Excerpted records ->

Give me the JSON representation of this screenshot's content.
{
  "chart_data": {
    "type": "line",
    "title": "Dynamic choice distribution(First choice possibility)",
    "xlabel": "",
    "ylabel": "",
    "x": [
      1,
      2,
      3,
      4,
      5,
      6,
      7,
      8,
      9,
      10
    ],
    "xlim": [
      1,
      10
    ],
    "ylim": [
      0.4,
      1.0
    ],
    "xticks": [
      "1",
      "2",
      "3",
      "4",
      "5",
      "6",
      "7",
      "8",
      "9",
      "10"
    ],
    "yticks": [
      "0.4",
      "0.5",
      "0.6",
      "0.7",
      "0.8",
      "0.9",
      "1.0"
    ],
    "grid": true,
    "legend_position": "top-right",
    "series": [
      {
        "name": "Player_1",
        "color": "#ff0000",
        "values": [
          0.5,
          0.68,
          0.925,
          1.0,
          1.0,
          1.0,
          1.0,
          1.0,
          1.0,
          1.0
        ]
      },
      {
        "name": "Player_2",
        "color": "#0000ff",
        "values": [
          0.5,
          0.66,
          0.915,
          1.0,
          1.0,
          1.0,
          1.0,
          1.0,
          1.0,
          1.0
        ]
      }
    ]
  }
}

Your task -> Reproduce the complete data exactly as presented above.

Exercise solution ->
Give me the JSON representation of this screenshot's content.
{
  "chart_data": {
    "type": "line",
    "title": "Dynamic choice distribution(First choice possibility)",
    "xlabel": "",
    "ylabel": "",
    "x": [
      1,
      2,
      3,
      4,
      5,
      6,
      7,
      8,
      9,
      10
    ],
    "xlim": [
      1,
      10
    ],
    "ylim": [
      0.4,
      1.0
    ],
    "xticks": [
      "1",
      "2",
      "3",
      "4",
      "5",
      "6",
      "7",
      "8",
      "9",
      "10"
    ],
    "yticks": [
      "0.4",
      "0.5",
      "0.6",
      "0.7",
      "0.8",
      "0.9",
      "1.0"
    ],
    "grid": true,
    "legend_position": "top-right",
    "series": [
      {
        "name": "Player_1",
        "color": "#ff0000",
        "values": [
          0.5,
          0.68,
          0.925,
          1.0,
          1.0,
          1.0,
          1.0,
          1.0,
          1.0,
          1.0
        ]
      },
      {
        "name": "Player_2",
        "color": "#0000ff",
        "values": [
          0.5,
          0.66,
          0.915,
          1.0,
          1.0,
          1.0,
          1.0,
          1.0,
          1.0,
          1.0
        ]
      }
    ]
  }
}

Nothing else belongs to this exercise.